ASSIGNED TASK → Where a line holds the word "Invention", copy it from the records.

Records excerpted from a collection:
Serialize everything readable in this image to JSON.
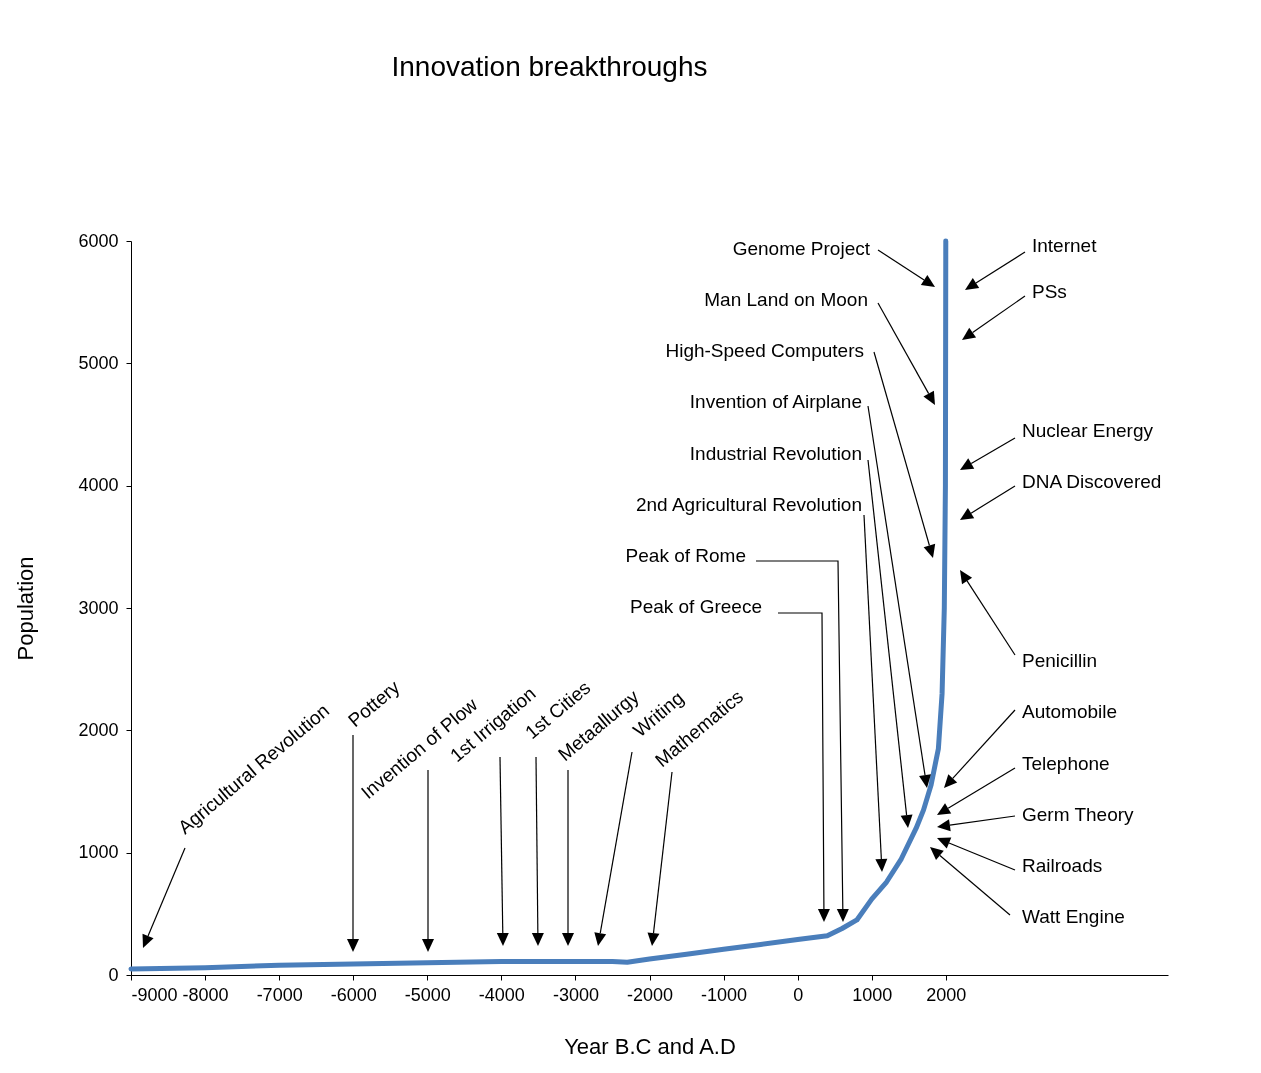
{
  "chart_data": {
    "type": "line",
    "title": "Innovation breakthroughs",
    "xlabel": "Year B.C and A.D",
    "ylabel": "Population",
    "x": [
      -9000,
      -8000,
      -7000,
      -6000,
      -5000,
      -4000,
      -3000,
      -2500,
      -2300,
      -2000,
      -1500,
      -1000,
      -500,
      0,
      400,
      600,
      800,
      1000,
      1200,
      1400,
      1600,
      1700,
      1800,
      1900,
      1950,
      1980,
      1995,
      2000
    ],
    "series": [
      {
        "color": "#4a7ebb",
        "values": [
          50,
          60,
          80,
          90,
          100,
          110,
          110,
          110,
          105,
          130,
          170,
          210,
          250,
          290,
          320,
          380,
          450,
          620,
          760,
          950,
          1200,
          1350,
          1550,
          1850,
          2300,
          3000,
          4000,
          6000
        ]
      }
    ],
    "xlim": [
      -9000,
      5000
    ],
    "ylim": [
      0,
      6000
    ],
    "xticks": [
      -9000,
      -8000,
      -7000,
      -6000,
      -5000,
      -4000,
      -3000,
      -2000,
      -1000,
      0,
      1000,
      2000
    ],
    "yticks": [
      0,
      1000,
      2000,
      3000,
      4000,
      5000,
      6000
    ],
    "grid": false,
    "legend": false,
    "marker": "none",
    "line_style": "solid",
    "annotations": [
      "Agricultural  Revolution",
      "Pottery",
      "Invention of Plow",
      "1st Irrigation",
      "1st Cities",
      "Metaallurgy",
      "Writing",
      "Mathematics",
      "Genome  Project",
      "Man Land on Moon",
      "High-Speed  Computers",
      "Invention  of Airplane",
      "Industrial  Revolution",
      "2nd Agricultural Revolution",
      "Peak of Rome",
      "Peak of Greece",
      "Internet",
      "PSs",
      "Nuclear Energy",
      "DNA Discovered",
      "Penicillin",
      "Automobile",
      "Telephone",
      "Germ Theory",
      "Railroads",
      "Watt Engine"
    ]
  }
}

RESPONSE TO THE EXERCISE →
      "Invention of Plow",
      "Invention  of Airplane",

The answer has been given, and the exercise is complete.